▶ _İstenenler_:
**A.** Temiz ayaklar metnine göre kaleci, kendisine yapılan para teklifini kabul etmedikten sonra ne yaptı?
**B.** Temiz ayaklar metnini kaldığı yerden ilerletin.

───── Metin bölümü

Temiz ayaklar - Melih Aşık

Başlatılan temiz ayaklar operasyonu futbolun temizlenmesi için milat olur mu? Dileyelim olsun...
Bu arada bizim spor basınının ve taraftarın da bu konuda kendine çeki düzen vermesi gerekiyor.
Bir örnek olay; 90’larda Süper Lig’de şampiyonluğa ilerleyen bir büyük kulüp son maçlarından birinde rakip kaleciye para teklif etti. Kaleci parayı kabul etmediği gibi kulüp başkanını durumdan haberdar etti. Kulüp başkanı da bir basın toplantısıyla hangi kulübün kendi kalecilerine kaç para teklif ettiğini, teslimatın yerini ve tanıklarını da belirterek açıkladı.

──────────
───── Çıkarılan kayıtlar

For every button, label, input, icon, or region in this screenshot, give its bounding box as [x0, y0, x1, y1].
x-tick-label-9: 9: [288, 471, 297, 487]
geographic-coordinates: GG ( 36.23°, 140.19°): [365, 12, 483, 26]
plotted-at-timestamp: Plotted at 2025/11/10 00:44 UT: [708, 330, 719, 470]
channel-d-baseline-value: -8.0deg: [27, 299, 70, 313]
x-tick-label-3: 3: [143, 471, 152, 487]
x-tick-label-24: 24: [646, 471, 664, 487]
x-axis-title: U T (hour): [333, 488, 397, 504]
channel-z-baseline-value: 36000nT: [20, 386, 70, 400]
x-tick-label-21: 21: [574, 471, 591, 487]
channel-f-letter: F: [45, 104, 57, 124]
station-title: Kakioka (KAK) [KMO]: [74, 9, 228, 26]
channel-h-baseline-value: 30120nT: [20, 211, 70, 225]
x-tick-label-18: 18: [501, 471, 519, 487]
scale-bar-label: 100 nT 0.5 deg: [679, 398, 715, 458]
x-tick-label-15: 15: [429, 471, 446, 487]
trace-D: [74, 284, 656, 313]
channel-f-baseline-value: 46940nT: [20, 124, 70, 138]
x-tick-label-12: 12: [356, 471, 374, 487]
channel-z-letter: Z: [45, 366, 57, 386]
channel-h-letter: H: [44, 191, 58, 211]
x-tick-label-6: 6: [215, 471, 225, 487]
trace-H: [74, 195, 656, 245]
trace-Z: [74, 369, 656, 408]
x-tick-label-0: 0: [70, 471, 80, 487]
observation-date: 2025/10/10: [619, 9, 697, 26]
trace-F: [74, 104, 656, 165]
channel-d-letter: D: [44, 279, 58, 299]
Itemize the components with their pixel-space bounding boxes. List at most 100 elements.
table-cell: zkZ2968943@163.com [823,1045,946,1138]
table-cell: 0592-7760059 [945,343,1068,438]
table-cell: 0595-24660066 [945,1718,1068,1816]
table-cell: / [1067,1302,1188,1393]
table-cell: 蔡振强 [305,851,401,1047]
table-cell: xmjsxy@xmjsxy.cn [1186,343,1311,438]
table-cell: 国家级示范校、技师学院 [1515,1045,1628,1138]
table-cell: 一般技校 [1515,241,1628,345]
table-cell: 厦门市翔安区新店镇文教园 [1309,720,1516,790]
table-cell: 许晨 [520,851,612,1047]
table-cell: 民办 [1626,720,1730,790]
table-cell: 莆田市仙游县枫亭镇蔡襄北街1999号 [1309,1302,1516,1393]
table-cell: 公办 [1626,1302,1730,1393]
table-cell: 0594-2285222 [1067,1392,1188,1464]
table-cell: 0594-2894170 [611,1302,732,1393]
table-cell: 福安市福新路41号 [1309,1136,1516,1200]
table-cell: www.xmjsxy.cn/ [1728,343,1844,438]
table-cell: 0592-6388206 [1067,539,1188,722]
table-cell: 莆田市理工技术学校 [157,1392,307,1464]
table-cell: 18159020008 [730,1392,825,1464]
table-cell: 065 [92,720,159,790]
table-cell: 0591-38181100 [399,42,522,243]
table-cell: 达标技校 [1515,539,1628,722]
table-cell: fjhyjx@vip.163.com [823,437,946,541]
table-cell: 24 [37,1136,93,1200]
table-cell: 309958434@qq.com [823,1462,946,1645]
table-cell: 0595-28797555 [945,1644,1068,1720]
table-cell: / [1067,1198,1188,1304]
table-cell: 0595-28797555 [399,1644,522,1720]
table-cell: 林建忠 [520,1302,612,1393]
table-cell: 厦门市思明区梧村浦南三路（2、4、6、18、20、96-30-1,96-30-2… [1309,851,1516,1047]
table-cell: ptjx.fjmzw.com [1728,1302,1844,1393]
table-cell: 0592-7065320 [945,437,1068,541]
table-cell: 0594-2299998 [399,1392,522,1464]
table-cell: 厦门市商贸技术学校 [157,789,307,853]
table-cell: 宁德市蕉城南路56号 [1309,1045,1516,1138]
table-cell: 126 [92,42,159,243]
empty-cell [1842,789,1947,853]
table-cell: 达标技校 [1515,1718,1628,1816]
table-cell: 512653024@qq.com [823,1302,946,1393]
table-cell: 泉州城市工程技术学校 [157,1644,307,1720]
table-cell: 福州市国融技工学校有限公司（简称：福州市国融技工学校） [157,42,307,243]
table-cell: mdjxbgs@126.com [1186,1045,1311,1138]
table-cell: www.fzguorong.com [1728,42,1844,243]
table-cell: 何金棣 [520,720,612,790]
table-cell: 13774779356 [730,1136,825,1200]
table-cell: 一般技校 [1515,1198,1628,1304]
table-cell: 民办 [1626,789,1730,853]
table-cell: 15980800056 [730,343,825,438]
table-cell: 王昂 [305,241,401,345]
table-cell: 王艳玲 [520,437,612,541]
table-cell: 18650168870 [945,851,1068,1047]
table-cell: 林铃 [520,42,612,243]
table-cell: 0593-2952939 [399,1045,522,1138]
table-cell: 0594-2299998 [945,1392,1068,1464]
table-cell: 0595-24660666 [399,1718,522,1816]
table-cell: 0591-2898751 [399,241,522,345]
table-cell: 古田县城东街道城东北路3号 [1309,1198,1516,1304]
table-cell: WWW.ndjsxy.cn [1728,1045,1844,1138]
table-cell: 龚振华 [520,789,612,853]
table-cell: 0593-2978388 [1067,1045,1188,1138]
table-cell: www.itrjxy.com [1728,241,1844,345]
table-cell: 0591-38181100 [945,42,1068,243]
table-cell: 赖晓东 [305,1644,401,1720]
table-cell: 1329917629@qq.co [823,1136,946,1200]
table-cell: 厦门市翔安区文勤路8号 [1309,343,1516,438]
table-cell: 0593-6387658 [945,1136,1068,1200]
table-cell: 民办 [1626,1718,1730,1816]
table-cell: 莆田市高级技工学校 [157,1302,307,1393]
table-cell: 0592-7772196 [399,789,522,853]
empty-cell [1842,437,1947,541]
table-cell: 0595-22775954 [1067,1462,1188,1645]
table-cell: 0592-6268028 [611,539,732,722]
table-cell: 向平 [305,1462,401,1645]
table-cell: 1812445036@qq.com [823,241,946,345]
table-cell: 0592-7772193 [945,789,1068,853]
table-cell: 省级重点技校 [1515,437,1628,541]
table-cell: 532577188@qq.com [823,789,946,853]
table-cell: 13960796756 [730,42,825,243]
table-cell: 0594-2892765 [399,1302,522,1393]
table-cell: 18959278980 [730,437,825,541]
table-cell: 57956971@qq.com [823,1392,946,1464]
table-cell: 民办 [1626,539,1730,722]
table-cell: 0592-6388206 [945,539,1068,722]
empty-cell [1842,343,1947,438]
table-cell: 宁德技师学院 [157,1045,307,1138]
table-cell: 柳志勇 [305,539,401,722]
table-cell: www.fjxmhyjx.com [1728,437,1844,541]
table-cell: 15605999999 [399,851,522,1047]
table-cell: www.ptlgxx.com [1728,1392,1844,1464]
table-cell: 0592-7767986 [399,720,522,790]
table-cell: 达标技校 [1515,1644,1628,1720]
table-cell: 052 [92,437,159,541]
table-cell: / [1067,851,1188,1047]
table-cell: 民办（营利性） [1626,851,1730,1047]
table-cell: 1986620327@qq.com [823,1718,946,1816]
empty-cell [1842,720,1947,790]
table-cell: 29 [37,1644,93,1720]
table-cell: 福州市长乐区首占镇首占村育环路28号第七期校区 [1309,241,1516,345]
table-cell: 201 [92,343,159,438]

──────────

▶ _Yanıt kümesi_:
**A.** Kulüp başkanını durumdan haberdar etti.

**B.**
Ne oldu biliyor musunuz?
Ertesi gün hiçbir gazete bu habere yer vermedi.
Daha sonra bu konu canlandı... Biz sütunumuzda kulübün adını ve olayın ayrıntılarını yazdık. Yine basından hiç kimse ilgi göstermedi.
Sadece fanatik taraftarlardan küfür mektupları aldık. Aldığımızla kaldık.
Geldik bugüne... Geçen nisan ayında çıkarılan yeni yasa hayli sert... Bakınız ne diyor:
“Belirli bir spor müsabakasının sonucunu etkilemek amacıyla bir başkasına kazanç veya sair menfaat temin eden kişi, beş yıldan oniki yıla kadar hapis ve yirmibin güne kadar adli para cezası ile cezalandırılır...”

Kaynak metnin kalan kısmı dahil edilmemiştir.